# start of Provided entries
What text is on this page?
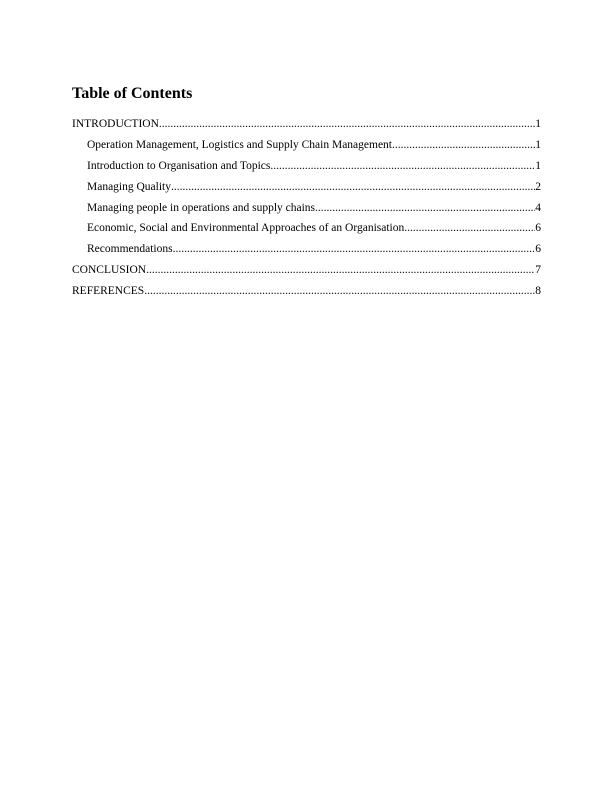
Table of Contents
INTRODUCTION .....	1
Operation Management, Logistics and Supply Chain Management .....	1
Introduction to Organisation and Topics .....	1
Managing Quality .....	2
Managing people in operations and supply chains .....	4
Economic, Social and Environmental Approaches of an Organisation .....	6
Recommendations .....	6
CONCLUSION .....	7
REFERENCES .....	8
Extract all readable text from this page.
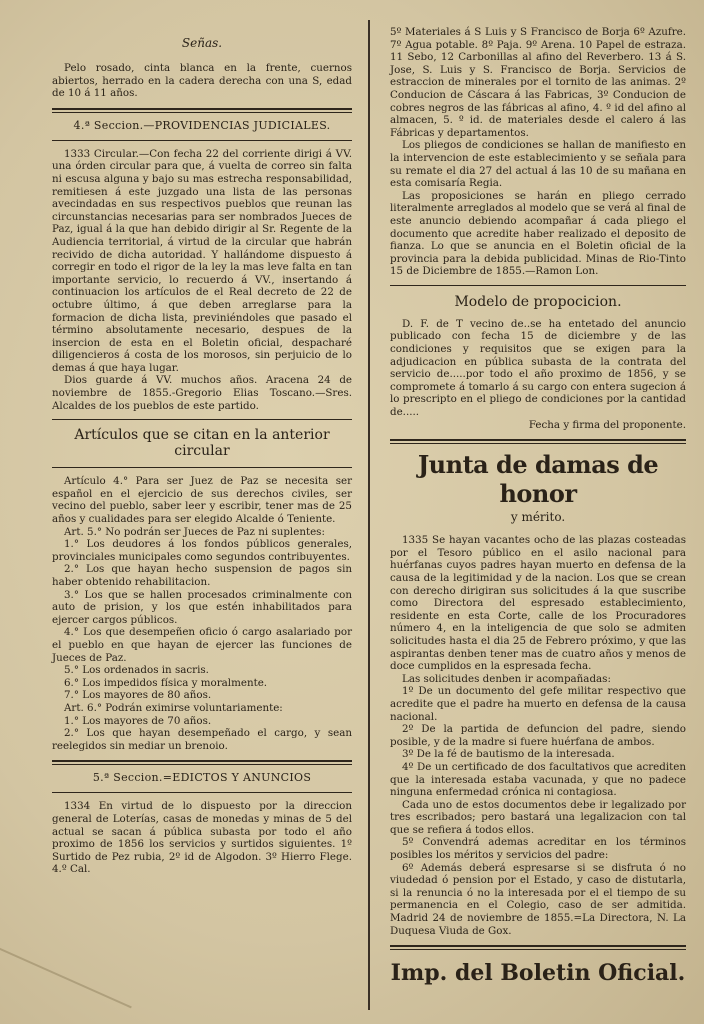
Señas.

Pelo rosado, cinta blanca en la frente, cuernos abiertos, herrado en la cadera derecha con una S, edad de 10 á 11 años.

4.ª Seccion.—PROVIDENCIAS JUDICIALES.

1333 Circular.—Con fecha 22 del corriente dirigi á VV. una órden circular para que, á vuelta de correo sin falta ni escusa alguna y bajo su mas estrecha responsabilidad, remitiesen á este juzgado una lista de las personas avecindadas en sus respectivos pueblos que reunan las circunstancias necesarias para ser nombrados Jueces de Paz, igual á la que han debido dirigir al Sr. Regente de la Audiencia territorial, á virtud de la circular que habrán recivido de dicha autoridad. Y hallándome dispuesto á corregir en todo el rigor de la ley la mas leve falta en tan importante servicio, lo recuerdo á VV., insertando á continuacion los artículos de el Real decreto de 22 de octubre último, á que deben arreglarse para la formacion de dicha lista, previniéndoles que pasado el término absolutamente necesario, despues de la insercion de esta en el Boletin oficial, despacharé diligencieros á costa de los morosos, sin perjuicio de lo demas á que haya lugar.

Dios guarde á VV. muchos años. Aracena 24 de noviembre de 1855.-Gregorio Elias Toscano.—Sres. Alcaldes de los pueblos de este partido.

Artículos que se citan en la anterior circular

Artículo 4.° Para ser Juez de Paz se necesita ser español en el ejercicio de sus derechos civiles, ser vecino del pueblo, saber leer y escribir, tener mas de 25 años y cualidades para ser elegido Alcalde ó Teniente.

Art. 5.° No podrán ser Jueces de Paz ni suplentes:

1.° Los deudores á los fondos públicos generales, provinciales municipales como segundos contribuyentes.

2.° Los que hayan hecho suspension de pagos sin haber obtenido rehabilitacion.

3.° Los que se hallen procesados criminalmente con auto de prision, y los que estén inhabilitados para ejercer cargos públicos.

4.° Los que desempeñen oficio ó cargo asalariado por el pueblo en que hayan de ejercer las funciones de Jueces de Paz.

5.° Los ordenados in sacris.

6.° Los impedidos física y moralmente.

7.° Los mayores de 80 años.

Art. 6.° Podrán eximirse voluntariamente:

1.° Los mayores de 70 años.

2.° Los que hayan desempeñado el cargo, y sean reelegidos sin mediar un brenoio.

5.ª Seccion.=EDICTOS Y ANUNCIOS

1334 En virtud de lo dispuesto por la direccion general de Loterías, casas de monedas y minas de 5 del actual se sacan á pública subasta por todo el año proximo de 1856 los servicios y surtidos siguientes. 1º Surtido de Pez rubia, 2º id de Algodon. 3º Hierro Flege. 4.º Cal.

5º Materiales á S Luis y S Francisco de Borja 6º Azufre. 7º Agua potable. 8º Paja. 9º Arena. 10 Papel de estraza. 11 Sebo, 12 Carbonillas al afino del Reverbero. 13 á S. Jose, S. Luis y S. Francisco de Borja. Servicios de estraccion de minerales por el tornito de las animas. 2º Conducion de Cáscara á las Fabricas, 3º Conducion de cobres negros de las fábricas al afino, 4. º id del afino al almacen, 5. º id. de materiales desde el calero á las Fábricas y departamentos.

Los pliegos de condiciones se hallan de manifiesto en la intervencion de este establecimiento y se señala para su remate el dia 27 del actual á las 10 de su mañana en esta comisaría Regia.

Las proposiciones se harán en pliego cerrado literalmente arreglados al modelo que se verá al final de este anuncio debiendo acompañar á cada pliego el documento que acredite haber realizado el deposito de fianza. Lo que se anuncia en el Boletin oficial de la provincia para la debida publicidad. Minas de Rio-Tinto 15 de Diciembre de 1855.—Ramon Lon.

Modelo de propocicion.

D. F. de T vecino de..se ha entetado del anuncio publicado con fecha 15 de diciembre y de las condiciones y requisitos que se exigen para la adjudicacion en pública subasta de la contrata del servicio de.....por todo el año proximo de 1856, y se compromete á tomarlo á su cargo con entera sugecion á lo prescripto en el pliego de condiciones por la cantidad de.....

Fecha y firma del proponente.

Junta de damas de honor
y mérito.

1335 Se hayan vacantes ocho de las plazas costeadas por el Tesoro público en el asilo nacional para huérfanas cuyos padres hayan muerto en defensa de la causa de la legitimidad y de la nacion. Los que se crean con derecho dirigiran sus solicitudes á la que suscribe como Directora del espresado establecimiento, residente en esta Corte, calle de los Procuradores número 4, en la inteligencia de que solo se admiten solicitudes hasta el dia 25 de Febrero próximo, y que las aspirantas denben tener mas de cuatro años y menos de doce cumplidos en la espresada fecha.

Las solicitudes denben ir acompañadas:

1º De un documento del gefe militar respectivo que acredite que el padre ha muerto en defensa de la causa nacional.

2º De la partida de defuncion del padre, siendo posible, y de la madre si fuere huérfana de ambos.

3º De la fé de bautismo de la interesada.

4º De un certificado de dos facultativos que acrediten que la interesada estaba vacunada, y que no padece ninguna enfermedad crónica ni contagiosa.

Cada uno de estos documentos debe ir legalizado por tres escribados; pero bastará una legalizacion con tal que se refiera á todos ellos.

5º Convendrá ademas acreditar en los términos posibles los méritos y servicios del padre:

6º Además deberá espresarse si se disfruta ó no viudedad ó pension por el Estado, y caso de distutarla, si la renuncia ó no la interesada por el el tiempo de su permanencia en el Colegio, caso de ser admitida. Madrid 24 de noviembre de 1855.=La Directora, N. La Duquesa Viuda de Gox.

Imp. del Boletin Oficial.
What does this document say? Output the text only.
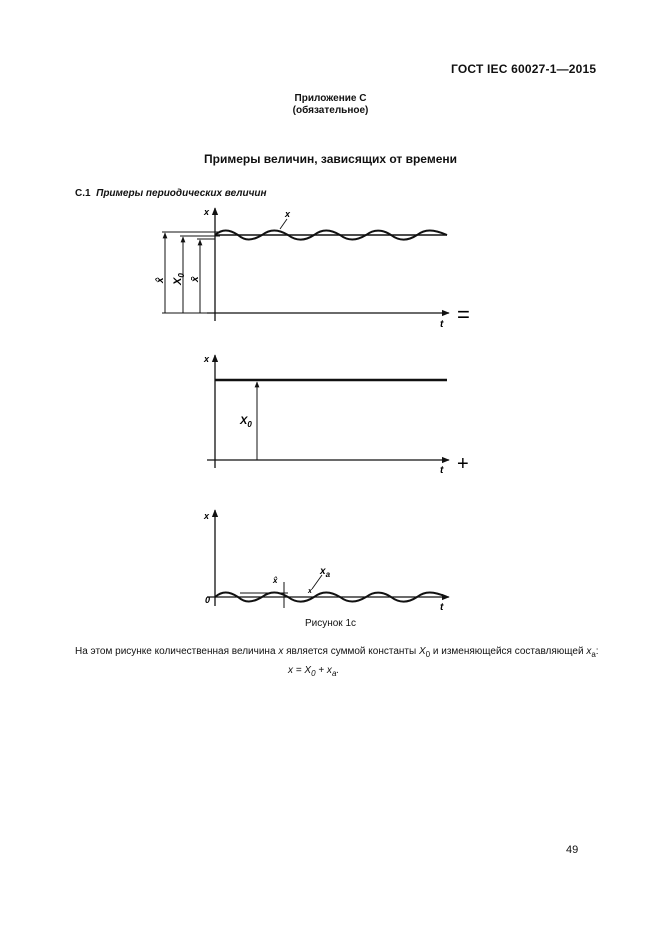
ГОСТ IEC 60027-1—2015
Приложение С
(обязательное)
Примеры величин, зависящих от времени
С.1 Примеры периодических величин
x
t
x
x̂ $X_0$
x̄
=
x
t
$X_0$
+
x
t
0
x̂
x
$x_a$
Рисунок 1с
На этом рисунке количественная величина x является суммой константы $X_0$ и изменяющейся составляющей $x_a$:
$x = X_0 + x_a$.
49
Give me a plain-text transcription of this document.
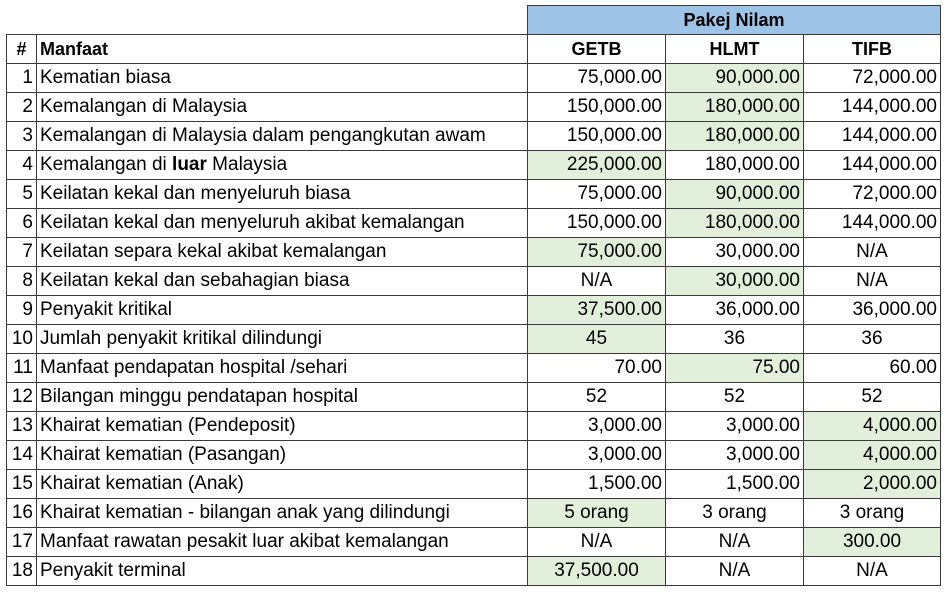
		Pakej Nilam		
#	Manfaat	GETB	HLMT	TIFB
1	Kematian biasa	75,000.00	90,000.00	72,000.00
2	Kemalangan di Malaysia	150,000.00	180,000.00	144,000.00
3	Kemalangan di Malaysia dalam pengangkutan awam	150,000.00	180,000.00	144,000.00
4	Kemalangan di luar Malaysia	225,000.00	180,000.00	144,000.00
5	Keilatan kekal dan menyeluruh biasa	75,000.00	90,000.00	72,000.00
6	Keilatan kekal dan menyeluruh akibat kemalangan	150,000.00	180,000.00	144,000.00
7	Keilatan separa kekal akibat kemalangan	75,000.00	30,000.00	N/A
8	Keilatan kekal dan sebahagian biasa	N/A	30,000.00	N/A
9	Penyakit kritikal	37,500.00	36,000.00	36,000.00
10	Jumlah penyakit kritikal dilindungi	45	36	36
11	Manfaat pendapatan hospital /sehari	70.00	75.00	60.00
12	Bilangan minggu pendatapan hospital	52	52	52
13	Khairat kematian (Pendeposit)	3,000.00	3,000.00	4,000.00
14	Khairat kematian (Pasangan)	3,000.00	3,000.00	4,000.00
15	Khairat kematian (Anak)	1,500.00	1,500.00	2,000.00
16	Khairat kematian - bilangan anak yang dilindungi	5 orang	3 orang	3 orang
17	Manfaat rawatan pesakit luar akibat kemalangan	N/A	N/A	300.00
18	Penyakit terminal	37,500.00	N/A	N/A
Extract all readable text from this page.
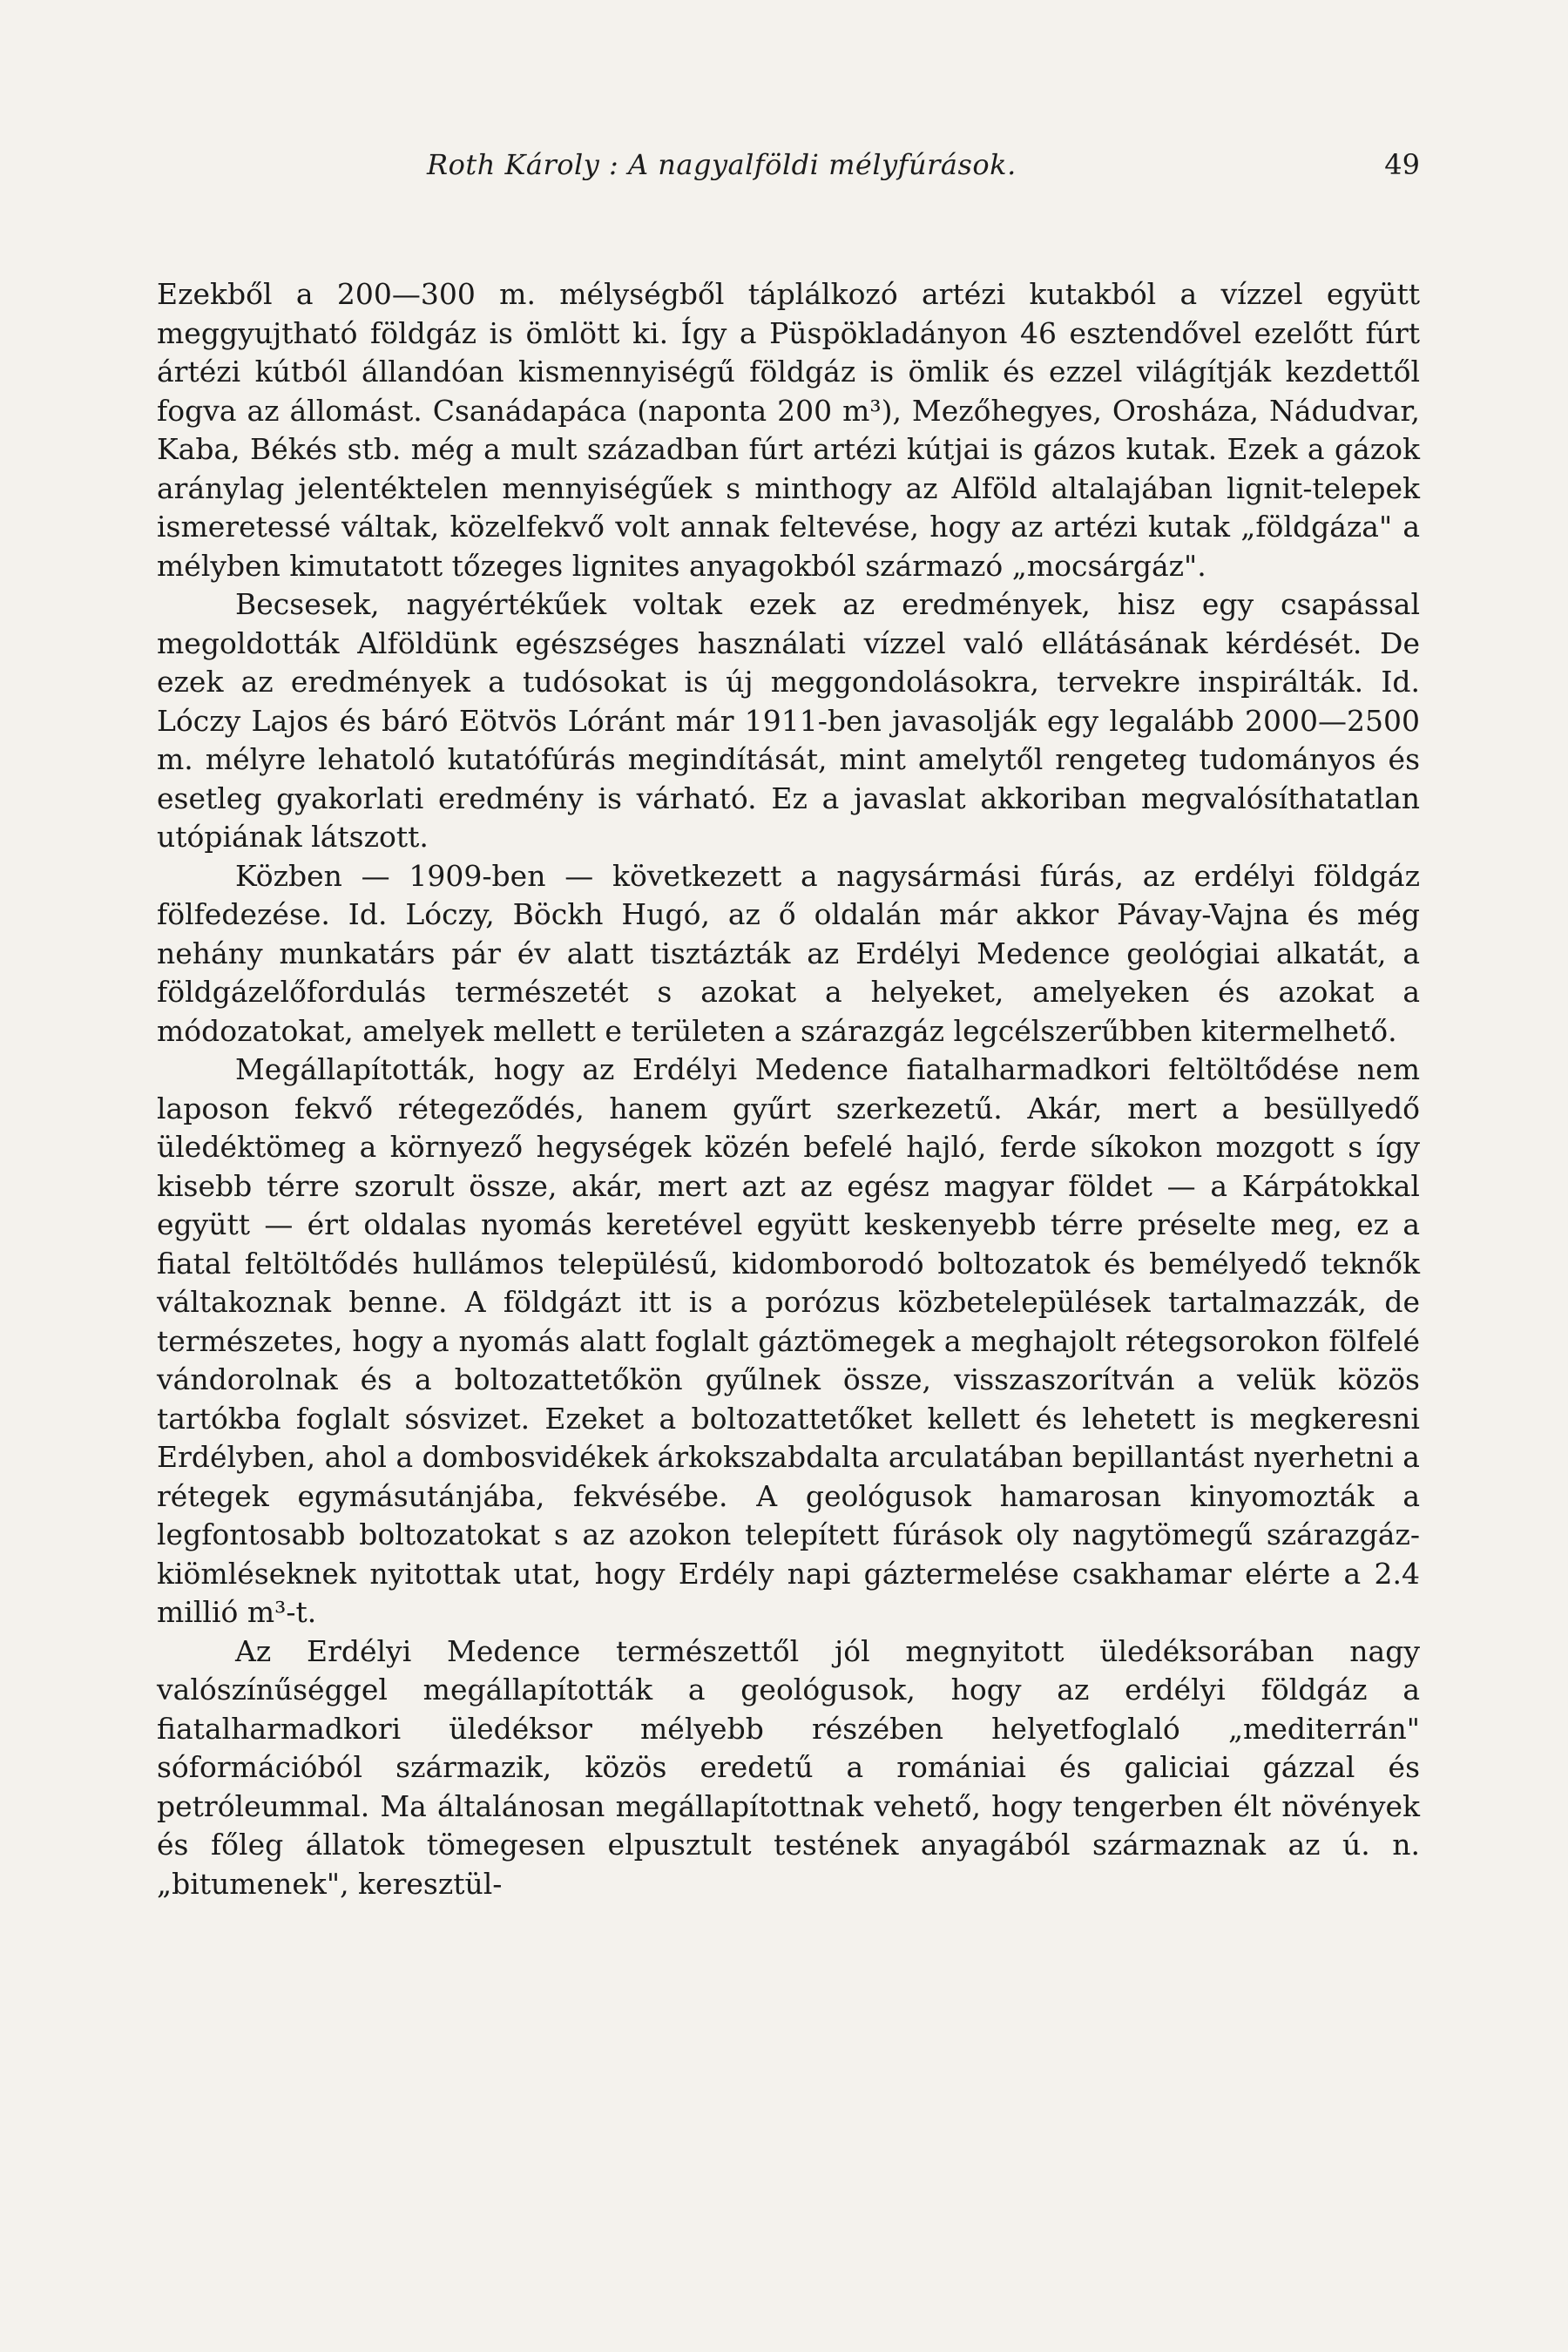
Roth Károly : A nagyalföldi mélyfúrások.	49

Ezekből a 200—300 m. mélységből táplálkozó artézi kutakból a vízzel együtt meggyujtható földgáz is ömlött ki. Így a Püspökladányon 46 esztendővel ezelőtt fúrt ártézi kútból állandóan kismennyiségű földgáz is ömlik és ezzel világítják kezdettől fogva az állomást. Csanádapáca (naponta 200 m³), Mezőhegyes, Orosháza, Nádudvar, Kaba, Békés stb. még a mult században fúrt artézi kútjai is gázos kutak. Ezek a gázok aránylag jelentéktelen mennyiségűek s minthogy az Alföld altalajában lignit-telepek ismeretessé váltak, közelfekvő volt annak feltevése, hogy az artézi kutak „földgáza" a mélyben kimutatott tőzeges lignites anyagokból származó „mocsárgáz".

Becsesek, nagyértékűek voltak ezek az eredmények, hisz egy csapással megoldották Alföldünk egészséges használati vízzel való ellátásának kérdését. De ezek az eredmények a tudósokat is új meggondolásokra, tervekre inspirálták. Id. Lóczy Lajos és báró Eötvös Lóránt már 1911-ben javasolják egy legalább 2000—2500 m. mélyre lehatoló kutatófúrás megindítását, mint amelytől rengeteg tudományos és esetleg gyakorlati eredmény is várható. Ez a javaslat akkoriban megvalósíthatatlan utópiának látszott.

Közben — 1909-ben — következett a nagysármási fúrás, az erdélyi földgáz fölfedezése. Id. Lóczy, Böckh Hugó, az ő oldalán már akkor Pávay-Vajna és még nehány munkatárs pár év alatt tisztázták az Erdélyi Medence geológiai alkatát, a földgázelőfordulás természetét s azokat a helyeket, amelyeken és azokat a módozatokat, amelyek mellett e területen a szárazgáz legcélszerűbben kitermelhető.

Megállapították, hogy az Erdélyi Medence fiatalharmadkori feltöltődése nem laposon fekvő rétegeződés, hanem gyűrt szerkezetű. Akár, mert a besüllyedő üledéktömeg a környező hegységek közén befelé hajló, ferde síkokon mozgott s így kisebb térre szorult össze, akár, mert azt az egész magyar földet — a Kárpátokkal együtt — ért oldalas nyomás keretével együtt keskenyebb térre préselte meg, ez a fiatal feltöltődés hullámos településű, kidomborodó boltozatok és bemélyedő teknők váltakoznak benne. A földgázt itt is a porózus közbetelepülések tartalmazzák, de természetes, hogy a nyomás alatt foglalt gáztömegek a meghajolt rétegsorokon fölfelé vándorolnak és a boltozattetőkön gyűlnek össze, visszaszorítván a velük közös tartókba foglalt sósvizet. Ezeket a boltozattetőket kellett és lehetett is megkeresni Erdélyben, ahol a dombosvidékek árkokszabdalta arculatában bepillantást nyerhetni a rétegek egymásutánjába, fekvésébe. A geológusok hamarosan kinyomozták a legfontosabb boltozatokat s az azokon telepített fúrások oly nagytömegű szárazgáz-kiömléseknek nyitottak utat, hogy Erdély napi gáztermelése csakhamar elérte a 2.4 millió m³-t.

Az Erdélyi Medence természettől jól megnyitott üledéksorában nagy valószínűséggel megállapították a geológusok, hogy az erdélyi földgáz a fiatalharmadkori üledéksor mélyebb részében helyetfoglaló „mediterrán" sóformációból származik, közös eredetű a romániai és galiciai gázzal és petróleummal. Ma általánosan megállapítottnak vehető, hogy tengerben élt növények és főleg állatok tömegesen elpusztult testének anyagából származnak az ú. n. „bitumenek", keresztül-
# end of Provided entries
● Stated problem: Working from the listing above, pick out every line that has "this" and copy it.

● Exercise result:
What text is on this page?
Extract all readable text from this page.
What does this document say? Output the text only.
Give me a plain-text transcription of this document.
Extract all readable text from this page.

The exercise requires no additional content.